Figure contents as structured data
— Start —
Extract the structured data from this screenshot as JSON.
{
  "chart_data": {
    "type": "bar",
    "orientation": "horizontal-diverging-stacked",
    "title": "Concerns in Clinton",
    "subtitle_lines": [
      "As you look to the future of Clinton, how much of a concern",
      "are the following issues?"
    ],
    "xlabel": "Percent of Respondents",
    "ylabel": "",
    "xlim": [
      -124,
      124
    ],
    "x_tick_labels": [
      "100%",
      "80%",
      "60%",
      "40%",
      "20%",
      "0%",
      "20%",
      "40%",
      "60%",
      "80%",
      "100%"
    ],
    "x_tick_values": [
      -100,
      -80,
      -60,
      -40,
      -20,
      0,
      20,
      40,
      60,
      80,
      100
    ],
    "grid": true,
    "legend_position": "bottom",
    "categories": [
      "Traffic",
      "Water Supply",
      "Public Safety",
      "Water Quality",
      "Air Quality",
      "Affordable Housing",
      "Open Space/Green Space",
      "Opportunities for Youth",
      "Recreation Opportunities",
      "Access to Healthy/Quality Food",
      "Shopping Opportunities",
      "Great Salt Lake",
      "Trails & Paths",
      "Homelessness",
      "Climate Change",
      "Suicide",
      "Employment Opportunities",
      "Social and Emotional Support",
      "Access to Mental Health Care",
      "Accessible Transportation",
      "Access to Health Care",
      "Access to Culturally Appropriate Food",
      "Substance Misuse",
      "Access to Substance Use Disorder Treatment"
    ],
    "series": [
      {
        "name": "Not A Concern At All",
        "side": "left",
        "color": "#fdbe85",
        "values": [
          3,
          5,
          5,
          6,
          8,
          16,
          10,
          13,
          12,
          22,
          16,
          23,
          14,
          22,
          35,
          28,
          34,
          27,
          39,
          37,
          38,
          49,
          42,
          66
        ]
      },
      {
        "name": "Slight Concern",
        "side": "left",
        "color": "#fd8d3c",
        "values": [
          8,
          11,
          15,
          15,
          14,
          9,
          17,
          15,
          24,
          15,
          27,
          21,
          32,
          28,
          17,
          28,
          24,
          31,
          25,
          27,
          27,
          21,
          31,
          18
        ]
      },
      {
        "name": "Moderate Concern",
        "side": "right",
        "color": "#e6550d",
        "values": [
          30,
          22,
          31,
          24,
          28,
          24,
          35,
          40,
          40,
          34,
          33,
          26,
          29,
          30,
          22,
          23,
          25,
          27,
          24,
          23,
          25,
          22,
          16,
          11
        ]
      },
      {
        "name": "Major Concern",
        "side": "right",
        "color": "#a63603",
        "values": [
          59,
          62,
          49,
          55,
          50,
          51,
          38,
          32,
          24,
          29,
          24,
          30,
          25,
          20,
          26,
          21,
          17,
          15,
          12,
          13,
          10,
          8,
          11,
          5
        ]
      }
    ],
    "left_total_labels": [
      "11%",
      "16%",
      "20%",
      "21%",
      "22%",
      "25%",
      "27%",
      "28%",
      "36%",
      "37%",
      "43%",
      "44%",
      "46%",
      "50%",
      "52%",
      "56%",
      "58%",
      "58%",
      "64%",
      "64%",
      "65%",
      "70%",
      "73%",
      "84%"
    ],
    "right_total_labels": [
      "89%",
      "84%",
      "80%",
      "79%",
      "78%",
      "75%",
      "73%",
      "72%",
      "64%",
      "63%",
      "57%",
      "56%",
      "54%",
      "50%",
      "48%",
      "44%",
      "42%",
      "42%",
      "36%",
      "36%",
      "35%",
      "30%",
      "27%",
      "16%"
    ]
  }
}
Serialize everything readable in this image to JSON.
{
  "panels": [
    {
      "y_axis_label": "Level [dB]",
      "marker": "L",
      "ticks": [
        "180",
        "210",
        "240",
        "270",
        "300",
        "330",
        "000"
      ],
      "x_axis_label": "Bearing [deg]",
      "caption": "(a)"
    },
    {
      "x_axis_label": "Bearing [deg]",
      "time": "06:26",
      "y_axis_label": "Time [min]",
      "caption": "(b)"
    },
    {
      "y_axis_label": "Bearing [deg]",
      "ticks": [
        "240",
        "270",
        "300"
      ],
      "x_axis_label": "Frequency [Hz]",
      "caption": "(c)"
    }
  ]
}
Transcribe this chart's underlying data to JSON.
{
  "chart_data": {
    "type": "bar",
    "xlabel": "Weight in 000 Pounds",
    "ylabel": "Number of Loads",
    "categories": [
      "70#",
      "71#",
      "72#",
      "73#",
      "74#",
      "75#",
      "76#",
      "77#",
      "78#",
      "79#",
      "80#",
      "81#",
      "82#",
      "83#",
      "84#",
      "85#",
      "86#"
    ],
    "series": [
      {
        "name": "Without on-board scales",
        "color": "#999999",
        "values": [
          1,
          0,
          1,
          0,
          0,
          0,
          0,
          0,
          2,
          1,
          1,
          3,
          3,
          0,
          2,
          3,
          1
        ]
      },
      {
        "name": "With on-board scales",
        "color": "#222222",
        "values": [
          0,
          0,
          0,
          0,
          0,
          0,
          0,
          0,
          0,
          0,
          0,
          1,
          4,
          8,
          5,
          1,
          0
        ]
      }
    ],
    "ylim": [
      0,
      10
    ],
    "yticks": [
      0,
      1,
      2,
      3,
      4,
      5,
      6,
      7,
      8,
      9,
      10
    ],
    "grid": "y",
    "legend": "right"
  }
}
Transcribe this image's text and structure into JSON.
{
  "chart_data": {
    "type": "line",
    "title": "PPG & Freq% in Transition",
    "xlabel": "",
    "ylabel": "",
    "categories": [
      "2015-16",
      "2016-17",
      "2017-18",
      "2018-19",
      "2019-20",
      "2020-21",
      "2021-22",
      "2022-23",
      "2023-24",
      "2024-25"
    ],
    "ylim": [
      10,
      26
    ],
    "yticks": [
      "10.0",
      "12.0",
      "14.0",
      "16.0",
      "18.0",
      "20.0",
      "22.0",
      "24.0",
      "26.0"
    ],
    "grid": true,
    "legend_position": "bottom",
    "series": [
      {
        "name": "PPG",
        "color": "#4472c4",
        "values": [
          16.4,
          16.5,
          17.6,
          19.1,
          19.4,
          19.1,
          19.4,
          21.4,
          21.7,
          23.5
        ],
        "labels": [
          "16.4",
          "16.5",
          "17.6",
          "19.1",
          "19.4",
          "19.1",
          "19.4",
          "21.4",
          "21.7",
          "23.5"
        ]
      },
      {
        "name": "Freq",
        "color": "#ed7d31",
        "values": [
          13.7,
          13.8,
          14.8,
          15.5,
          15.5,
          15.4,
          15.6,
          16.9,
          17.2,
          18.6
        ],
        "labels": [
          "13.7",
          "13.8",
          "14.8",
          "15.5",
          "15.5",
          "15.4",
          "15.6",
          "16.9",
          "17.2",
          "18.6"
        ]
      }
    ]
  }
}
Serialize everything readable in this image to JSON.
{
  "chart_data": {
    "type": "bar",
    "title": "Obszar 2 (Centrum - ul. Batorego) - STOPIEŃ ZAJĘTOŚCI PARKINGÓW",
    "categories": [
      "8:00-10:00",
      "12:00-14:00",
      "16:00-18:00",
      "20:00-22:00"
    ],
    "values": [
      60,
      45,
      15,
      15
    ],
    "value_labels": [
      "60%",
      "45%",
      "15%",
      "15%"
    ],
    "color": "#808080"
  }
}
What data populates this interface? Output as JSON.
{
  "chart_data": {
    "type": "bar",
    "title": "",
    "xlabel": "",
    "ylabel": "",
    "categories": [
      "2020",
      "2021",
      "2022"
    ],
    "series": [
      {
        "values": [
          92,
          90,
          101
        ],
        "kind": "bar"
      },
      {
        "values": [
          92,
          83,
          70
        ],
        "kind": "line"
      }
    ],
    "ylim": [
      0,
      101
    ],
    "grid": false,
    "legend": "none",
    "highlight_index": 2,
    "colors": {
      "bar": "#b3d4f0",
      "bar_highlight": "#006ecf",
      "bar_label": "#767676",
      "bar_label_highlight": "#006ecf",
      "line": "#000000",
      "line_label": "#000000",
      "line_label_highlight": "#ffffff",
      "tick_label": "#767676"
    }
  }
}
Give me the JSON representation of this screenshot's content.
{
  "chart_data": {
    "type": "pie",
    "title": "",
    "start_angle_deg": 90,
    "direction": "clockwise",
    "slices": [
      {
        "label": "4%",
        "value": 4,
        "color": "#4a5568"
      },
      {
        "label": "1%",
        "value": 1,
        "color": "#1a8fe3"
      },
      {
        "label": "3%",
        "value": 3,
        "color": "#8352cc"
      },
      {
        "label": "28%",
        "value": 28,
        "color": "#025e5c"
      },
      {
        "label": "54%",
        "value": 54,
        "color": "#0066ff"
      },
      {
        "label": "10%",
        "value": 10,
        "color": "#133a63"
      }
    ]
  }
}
— End —
The task. Reproduce only the lines running from the one that contains "Give me the" to the last line of the records.

Worked answer.
Give me the JSON representation of this screenshot's content.
{
  "chart_data": {
    "type": "pie",
    "title": "",
    "start_angle_deg": 90,
    "direction": "clockwise",
    "slices": [
      {
        "label": "4%",
        "value": 4,
        "color": "#4a5568"
      },
      {
        "label": "1%",
        "value": 1,
        "color": "#1a8fe3"
      },
      {
        "label": "3%",
        "value": 3,
        "color": "#8352cc"
      },
      {
        "label": "28%",
        "value": 28,
        "color": "#025e5c"
      },
      {
        "label": "54%",
        "value": 54,
        "color": "#0066ff"
      },
      {
        "label": "10%",
        "value": 10,
        "color": "#133a63"
      }
    ]
  }
}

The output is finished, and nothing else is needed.